= GIVEN REQUEST =
From the entries that follow, pick out all lines holding "bottom".

= DATASET EXTRACT =
━━━━━━━━

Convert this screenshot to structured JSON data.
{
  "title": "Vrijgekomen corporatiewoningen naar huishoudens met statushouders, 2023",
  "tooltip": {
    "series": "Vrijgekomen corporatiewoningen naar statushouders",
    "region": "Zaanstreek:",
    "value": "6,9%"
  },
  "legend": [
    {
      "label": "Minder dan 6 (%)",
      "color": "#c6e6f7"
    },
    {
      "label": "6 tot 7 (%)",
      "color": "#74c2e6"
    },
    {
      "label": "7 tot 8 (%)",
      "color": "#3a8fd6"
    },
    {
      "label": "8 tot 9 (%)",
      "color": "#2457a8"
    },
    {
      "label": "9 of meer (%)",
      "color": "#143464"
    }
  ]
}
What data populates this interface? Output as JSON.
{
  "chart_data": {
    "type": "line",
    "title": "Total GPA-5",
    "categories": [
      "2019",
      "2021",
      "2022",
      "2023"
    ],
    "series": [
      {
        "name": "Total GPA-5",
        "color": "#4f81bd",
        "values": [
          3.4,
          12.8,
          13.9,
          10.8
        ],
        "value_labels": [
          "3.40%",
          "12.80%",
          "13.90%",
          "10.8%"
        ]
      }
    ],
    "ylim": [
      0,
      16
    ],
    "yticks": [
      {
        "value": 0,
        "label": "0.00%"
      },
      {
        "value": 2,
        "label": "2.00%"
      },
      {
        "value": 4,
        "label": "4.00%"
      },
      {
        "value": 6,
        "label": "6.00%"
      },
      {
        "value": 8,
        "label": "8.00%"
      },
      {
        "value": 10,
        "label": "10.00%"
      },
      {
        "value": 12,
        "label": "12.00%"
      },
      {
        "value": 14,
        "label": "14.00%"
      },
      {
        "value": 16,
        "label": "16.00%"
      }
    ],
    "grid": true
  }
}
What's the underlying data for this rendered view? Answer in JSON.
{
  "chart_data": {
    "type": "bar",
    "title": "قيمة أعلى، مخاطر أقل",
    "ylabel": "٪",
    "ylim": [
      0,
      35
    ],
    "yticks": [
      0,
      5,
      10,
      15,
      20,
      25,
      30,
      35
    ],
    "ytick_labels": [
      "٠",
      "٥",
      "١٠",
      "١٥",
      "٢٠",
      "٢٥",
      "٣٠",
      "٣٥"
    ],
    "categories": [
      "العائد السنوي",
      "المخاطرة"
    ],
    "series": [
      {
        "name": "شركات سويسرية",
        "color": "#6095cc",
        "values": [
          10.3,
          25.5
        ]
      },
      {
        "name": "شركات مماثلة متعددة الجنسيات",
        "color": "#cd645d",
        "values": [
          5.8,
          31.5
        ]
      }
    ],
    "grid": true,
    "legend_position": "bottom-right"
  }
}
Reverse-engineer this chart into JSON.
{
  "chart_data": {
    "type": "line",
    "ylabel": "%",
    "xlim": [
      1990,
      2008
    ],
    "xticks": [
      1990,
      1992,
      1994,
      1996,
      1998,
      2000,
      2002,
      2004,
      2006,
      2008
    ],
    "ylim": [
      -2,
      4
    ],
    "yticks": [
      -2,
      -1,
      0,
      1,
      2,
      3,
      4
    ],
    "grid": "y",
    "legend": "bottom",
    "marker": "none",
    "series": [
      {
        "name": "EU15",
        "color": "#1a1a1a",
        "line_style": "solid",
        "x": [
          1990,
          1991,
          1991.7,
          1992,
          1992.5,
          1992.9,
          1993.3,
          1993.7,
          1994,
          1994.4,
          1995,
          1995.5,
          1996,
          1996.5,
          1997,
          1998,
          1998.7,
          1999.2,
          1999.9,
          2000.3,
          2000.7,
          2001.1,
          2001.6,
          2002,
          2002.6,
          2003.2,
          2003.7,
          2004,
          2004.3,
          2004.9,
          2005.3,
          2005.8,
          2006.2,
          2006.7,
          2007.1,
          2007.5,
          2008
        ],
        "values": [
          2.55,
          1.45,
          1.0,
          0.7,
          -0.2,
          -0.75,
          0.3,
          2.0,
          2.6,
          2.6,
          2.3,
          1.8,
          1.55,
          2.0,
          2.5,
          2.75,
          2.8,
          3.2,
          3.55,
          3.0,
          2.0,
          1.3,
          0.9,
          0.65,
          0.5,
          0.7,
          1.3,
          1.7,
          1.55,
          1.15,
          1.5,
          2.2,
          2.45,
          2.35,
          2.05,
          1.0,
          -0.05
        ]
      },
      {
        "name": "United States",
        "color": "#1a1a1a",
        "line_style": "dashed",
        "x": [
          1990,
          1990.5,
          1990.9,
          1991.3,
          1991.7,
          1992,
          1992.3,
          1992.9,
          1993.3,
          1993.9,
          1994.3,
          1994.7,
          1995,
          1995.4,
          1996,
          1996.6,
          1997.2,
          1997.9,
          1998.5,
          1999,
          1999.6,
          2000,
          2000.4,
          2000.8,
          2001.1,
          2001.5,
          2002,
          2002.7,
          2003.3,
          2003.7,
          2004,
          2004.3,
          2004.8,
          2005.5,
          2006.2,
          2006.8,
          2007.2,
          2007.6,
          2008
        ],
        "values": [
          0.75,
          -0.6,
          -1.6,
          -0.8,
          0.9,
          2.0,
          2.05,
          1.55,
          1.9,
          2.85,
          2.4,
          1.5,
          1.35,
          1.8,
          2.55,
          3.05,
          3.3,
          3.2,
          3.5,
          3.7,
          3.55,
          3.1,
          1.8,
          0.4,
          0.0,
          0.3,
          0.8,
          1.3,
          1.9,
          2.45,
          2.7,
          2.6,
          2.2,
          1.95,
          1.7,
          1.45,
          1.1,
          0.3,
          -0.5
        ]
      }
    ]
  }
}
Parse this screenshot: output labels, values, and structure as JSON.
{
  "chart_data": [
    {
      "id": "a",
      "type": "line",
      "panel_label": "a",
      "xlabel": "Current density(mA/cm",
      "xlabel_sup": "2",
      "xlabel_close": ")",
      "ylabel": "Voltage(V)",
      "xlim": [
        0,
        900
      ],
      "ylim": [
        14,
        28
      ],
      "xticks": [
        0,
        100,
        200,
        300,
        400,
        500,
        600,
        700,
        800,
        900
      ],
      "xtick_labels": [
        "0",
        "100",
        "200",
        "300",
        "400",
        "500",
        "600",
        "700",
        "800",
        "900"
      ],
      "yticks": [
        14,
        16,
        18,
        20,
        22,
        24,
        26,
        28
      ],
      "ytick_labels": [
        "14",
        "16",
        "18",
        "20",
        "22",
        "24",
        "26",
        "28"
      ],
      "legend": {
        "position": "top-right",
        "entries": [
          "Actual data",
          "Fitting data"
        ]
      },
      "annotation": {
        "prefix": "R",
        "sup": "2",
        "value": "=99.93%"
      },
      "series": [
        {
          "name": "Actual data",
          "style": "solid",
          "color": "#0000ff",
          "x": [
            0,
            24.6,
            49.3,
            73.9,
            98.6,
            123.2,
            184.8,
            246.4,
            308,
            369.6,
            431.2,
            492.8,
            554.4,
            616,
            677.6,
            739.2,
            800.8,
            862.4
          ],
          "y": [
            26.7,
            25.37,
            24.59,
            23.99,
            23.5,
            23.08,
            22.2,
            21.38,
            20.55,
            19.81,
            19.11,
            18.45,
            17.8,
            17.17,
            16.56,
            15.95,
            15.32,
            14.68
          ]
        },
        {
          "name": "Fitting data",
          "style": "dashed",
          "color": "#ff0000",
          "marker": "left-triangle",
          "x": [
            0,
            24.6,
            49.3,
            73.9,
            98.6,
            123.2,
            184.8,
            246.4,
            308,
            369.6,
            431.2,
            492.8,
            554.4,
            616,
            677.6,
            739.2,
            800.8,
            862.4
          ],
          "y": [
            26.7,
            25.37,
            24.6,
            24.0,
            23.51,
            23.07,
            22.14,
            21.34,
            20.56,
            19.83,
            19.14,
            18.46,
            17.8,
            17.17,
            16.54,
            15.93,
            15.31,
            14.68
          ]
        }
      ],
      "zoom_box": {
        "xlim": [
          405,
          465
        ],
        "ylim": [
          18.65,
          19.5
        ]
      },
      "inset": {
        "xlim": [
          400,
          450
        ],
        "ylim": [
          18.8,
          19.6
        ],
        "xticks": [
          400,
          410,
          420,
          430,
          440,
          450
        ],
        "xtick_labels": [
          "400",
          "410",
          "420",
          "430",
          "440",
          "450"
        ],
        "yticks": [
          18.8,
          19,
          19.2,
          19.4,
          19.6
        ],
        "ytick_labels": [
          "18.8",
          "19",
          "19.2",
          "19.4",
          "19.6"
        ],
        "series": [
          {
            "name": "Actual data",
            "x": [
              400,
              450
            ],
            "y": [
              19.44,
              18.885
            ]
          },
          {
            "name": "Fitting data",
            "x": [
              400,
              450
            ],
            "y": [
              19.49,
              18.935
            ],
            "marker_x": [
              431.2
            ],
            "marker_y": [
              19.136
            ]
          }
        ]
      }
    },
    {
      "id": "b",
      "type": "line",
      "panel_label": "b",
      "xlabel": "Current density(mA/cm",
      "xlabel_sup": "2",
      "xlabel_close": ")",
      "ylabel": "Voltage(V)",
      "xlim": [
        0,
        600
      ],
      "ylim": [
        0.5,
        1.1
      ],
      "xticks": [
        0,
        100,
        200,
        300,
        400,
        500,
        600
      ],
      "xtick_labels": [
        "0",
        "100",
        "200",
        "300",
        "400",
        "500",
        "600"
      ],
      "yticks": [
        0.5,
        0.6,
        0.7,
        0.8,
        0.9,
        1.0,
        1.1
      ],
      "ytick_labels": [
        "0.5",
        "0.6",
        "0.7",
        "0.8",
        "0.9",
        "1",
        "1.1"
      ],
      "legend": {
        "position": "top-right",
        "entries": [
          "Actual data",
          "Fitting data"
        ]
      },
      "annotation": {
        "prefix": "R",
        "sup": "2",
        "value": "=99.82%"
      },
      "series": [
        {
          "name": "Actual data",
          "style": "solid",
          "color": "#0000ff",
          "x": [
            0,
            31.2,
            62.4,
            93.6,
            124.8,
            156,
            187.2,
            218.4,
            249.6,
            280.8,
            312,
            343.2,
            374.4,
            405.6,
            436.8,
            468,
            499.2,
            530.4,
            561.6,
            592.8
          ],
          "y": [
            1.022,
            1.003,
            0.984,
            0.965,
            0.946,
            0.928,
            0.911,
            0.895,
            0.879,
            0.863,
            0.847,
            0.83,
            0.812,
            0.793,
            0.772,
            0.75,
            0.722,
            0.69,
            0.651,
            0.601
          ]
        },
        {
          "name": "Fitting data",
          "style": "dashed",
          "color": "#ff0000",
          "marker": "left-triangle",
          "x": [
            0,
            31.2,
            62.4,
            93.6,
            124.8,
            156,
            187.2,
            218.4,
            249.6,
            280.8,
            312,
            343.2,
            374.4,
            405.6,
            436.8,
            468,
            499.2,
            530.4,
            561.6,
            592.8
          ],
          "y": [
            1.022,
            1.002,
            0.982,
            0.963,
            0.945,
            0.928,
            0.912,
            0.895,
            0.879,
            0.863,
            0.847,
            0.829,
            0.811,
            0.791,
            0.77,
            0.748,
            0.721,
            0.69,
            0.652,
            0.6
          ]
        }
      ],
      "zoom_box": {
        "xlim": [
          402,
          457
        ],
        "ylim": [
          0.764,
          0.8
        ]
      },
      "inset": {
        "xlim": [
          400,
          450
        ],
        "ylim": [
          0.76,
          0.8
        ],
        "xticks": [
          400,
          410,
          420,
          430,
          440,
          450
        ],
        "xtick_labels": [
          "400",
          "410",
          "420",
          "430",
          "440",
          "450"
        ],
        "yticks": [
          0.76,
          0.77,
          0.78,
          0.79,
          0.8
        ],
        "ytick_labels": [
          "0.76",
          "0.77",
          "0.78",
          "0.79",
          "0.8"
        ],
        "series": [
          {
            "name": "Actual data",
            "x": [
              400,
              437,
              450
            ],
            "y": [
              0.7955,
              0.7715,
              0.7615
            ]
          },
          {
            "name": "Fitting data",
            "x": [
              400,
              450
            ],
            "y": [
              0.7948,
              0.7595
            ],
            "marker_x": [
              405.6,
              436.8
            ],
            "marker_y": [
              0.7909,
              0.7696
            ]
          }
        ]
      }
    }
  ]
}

━━━━━━━━

= TASK SOLUTION =
    "legend_position": "bottom-right"
    "legend": "bottom",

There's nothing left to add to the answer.